[Collected data entries]
========================================================================

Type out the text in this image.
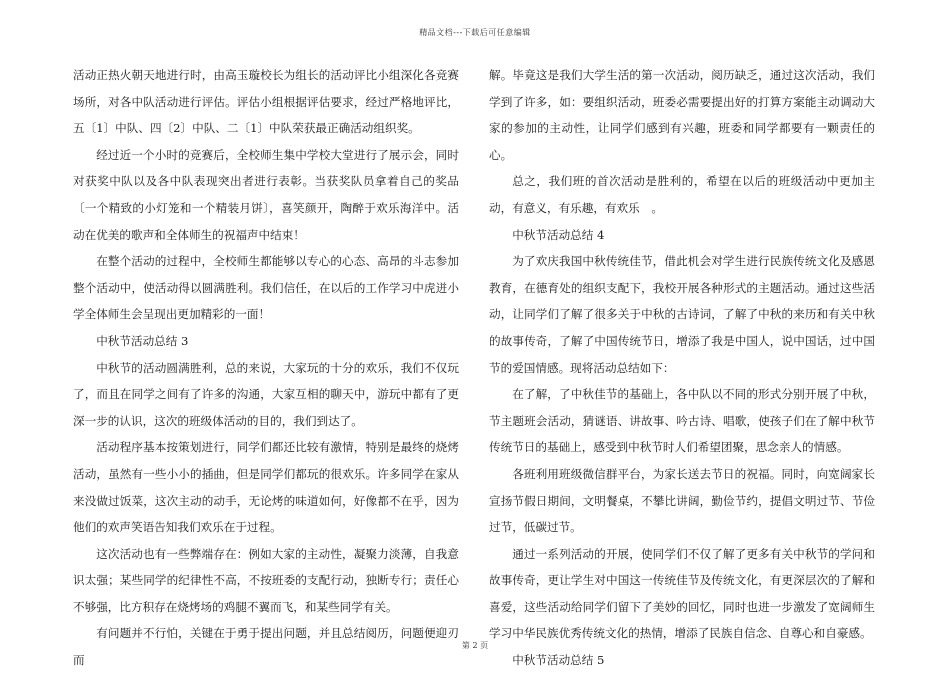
精品文档---下载后可任意编辑

活动正热火朝天地进行时，由高玉璇校长为组长的活动评比小组深化各竞赛场所，对各中队活动进行评估。评估小组根据评估要求，经过严格地评比，五〔1〕中队、四〔2〕中队、二〔1〕中队荣获最正确活动组织奖。

经过近一个小时的竞赛后，全校师生集中学校大堂进行了展示会，同时对获奖中队以及各中队表现突出者进行表彰。当获奖队员拿着自己的奖品〔一个精致的小灯笼和一个精装月饼〕，喜笑颜开，陶醉于欢乐海洋中。活动在优美的歌声和全体师生的祝福声中结束！

在整个活动的过程中，全校师生都能够以专心的心态、高昂的斗志参加整个活动中，使活动得以圆满胜利。我们信任，在以后的工作学习中虎迸小学全体师生会呈现出更加精彩的一面！

中秋节活动总结 3

中秋节的活动圆满胜利，总的来说，大家玩的十分的欢乐，我们不仅玩了，而且在同学之间有了许多的沟通，大家互相的聊天中，游玩中都有了更深一步的认识，这次的班级体活动的目的，我们到达了。

活动程序基本按策划进行，同学们都还比较有激情，特别是最终的烧烤活动，虽然有一些小小的插曲，但是同学们都玩的很欢乐。许多同学在家从来没做过饭菜，这次主动的动手，无论烤的味道如何，好像都不在乎，因为他们的欢声笑语告知我们欢乐在于过程。

这次活动也有一些弊端存在：例如大家的主动性，凝聚力淡薄，自我意识太强；某些同学的纪律性不高，不按班委的支配行动，独断专行；责任心不够强，比方积存在烧烤场的鸡腿不翼而飞，和某些同学有关。

有问题并不行怕，关键在于勇于提出问题，并且总结阅历，问题便迎刃而

解。毕竟这是我们大学生活的第一次活动，阅历缺乏，通过这次活动，我们学到了许多，如：要组织活动，班委必需要提出好的打算方案能主动调动大家的参加的主动性，让同学们感到有兴趣，班委和同学都要有一颗责任的心。

总之，我们班的首次活动是胜利的，希望在以后的班级活动中更加主动，有意义，有乐趣，有欢乐　。

中秋节活动总结 4

为了欢庆我国中秋传统佳节，借此机会对学生进行民族传统文化及感恩教育，在德育处的组织支配下，我校开展各种形式的主题活动。通过这些活动，让同学们了解了很多关于中秋的古诗词，了解了中秋的来历和有关中秋的故事传奇，了解了中国传统节日，增添了我是中国人，说中国话，过中国节的爱国情感。现将活动总结如下：

在了解，了中秋佳节的基础上，各中队以不同的形式分别开展了中秋，节主题班会活动，猜谜语、讲故事、吟古诗、唱歌，使孩子们在了解中秋节传统节日的基础上，感受到中秋节时人们希望团聚，思念亲人的情感。

各班利用班级微信群平台，为家长送去节日的祝福。同时，向宽阔家长宣扬节假日期间，文明餐桌，不攀比讲阔，勤俭节约，提倡文明过节、节俭过节，低碳过节。

通过一系列活动的开展，使同学们不仅了解了更多有关中秋节的学问和故事传奇，更让学生对中国这一传统佳节及传统文化，有更深层次的了解和喜爱，这些活动给同学们留下了美妙的回忆，同时也进一步激发了宽阔师生学习中华民族优秀传统文化的热情，增添了民族自信念、自尊心和自豪感。

中秋节活动总结 5

第 2 页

========================================================================

Write out each line of the data exactly; the images should be left out.

The completed task:
Type out the text in this image.
精品文档---下载后可任意编辑

活动正热火朝天地进行时，由高玉璇校长为组长的活动评比小组深化各竞赛场所，对各中队活动进行评估。评估小组根据评估要求，经过严格地评比，五〔1〕中队、四〔2〕中队、二〔1〕中队荣获最正确活动组织奖。

经过近一个小时的竞赛后，全校师生集中学校大堂进行了展示会，同时对获奖中队以及各中队表现突出者进行表彰。当获奖队员拿着自己的奖品〔一个精致的小灯笼和一个精装月饼〕，喜笑颜开，陶醉于欢乐海洋中。活动在优美的歌声和全体师生的祝福声中结束！

在整个活动的过程中，全校师生都能够以专心的心态、高昂的斗志参加整个活动中，使活动得以圆满胜利。我们信任，在以后的工作学习中虎迸小学全体师生会呈现出更加精彩的一面！

中秋节活动总结 3

中秋节的活动圆满胜利，总的来说，大家玩的十分的欢乐，我们不仅玩了，而且在同学之间有了许多的沟通，大家互相的聊天中，游玩中都有了更深一步的认识，这次的班级体活动的目的，我们到达了。

活动程序基本按策划进行，同学们都还比较有激情，特别是最终的烧烤活动，虽然有一些小小的插曲，但是同学们都玩的很欢乐。许多同学在家从来没做过饭菜，这次主动的动手，无论烤的味道如何，好像都不在乎，因为他们的欢声笑语告知我们欢乐在于过程。

这次活动也有一些弊端存在：例如大家的主动性，凝聚力淡薄，自我意识太强；某些同学的纪律性不高，不按班委的支配行动，独断专行；责任心不够强，比方积存在烧烤场的鸡腿不翼而飞，和某些同学有关。

有问题并不行怕，关键在于勇于提出问题，并且总结阅历，问题便迎刃而

解。毕竟这是我们大学生活的第一次活动，阅历缺乏，通过这次活动，我们学到了许多，如：要组织活动，班委必需要提出好的打算方案能主动调动大家的参加的主动性，让同学们感到有兴趣，班委和同学都要有一颗责任的心。

总之，我们班的首次活动是胜利的，希望在以后的班级活动中更加主动，有意义，有乐趣，有欢乐　。

中秋节活动总结 4

为了欢庆我国中秋传统佳节，借此机会对学生进行民族传统文化及感恩教育，在德育处的组织支配下，我校开展各种形式的主题活动。通过这些活动，让同学们了解了很多关于中秋的古诗词，了解了中秋的来历和有关中秋的故事传奇，了解了中国传统节日，增添了我是中国人，说中国话，过中国节的爱国情感。现将活动总结如下：

在了解，了中秋佳节的基础上，各中队以不同的形式分别开展了中秋，节主题班会活动，猜谜语、讲故事、吟古诗、唱歌，使孩子们在了解中秋节传统节日的基础上，感受到中秋节时人们希望团聚，思念亲人的情感。

各班利用班级微信群平台，为家长送去节日的祝福。同时，向宽阔家长宣扬节假日期间，文明餐桌，不攀比讲阔，勤俭节约，提倡文明过节、节俭过节，低碳过节。

通过一系列活动的开展，使同学们不仅了解了更多有关中秋节的学问和故事传奇，更让学生对中国这一传统佳节及传统文化，有更深层次的了解和喜爱，这些活动给同学们留下了美妙的回忆，同时也进一步激发了宽阔师生学习中华民族优秀传统文化的热情，增添了民族自信念、自尊心和自豪感。

中秋节活动总结 5

第 2 页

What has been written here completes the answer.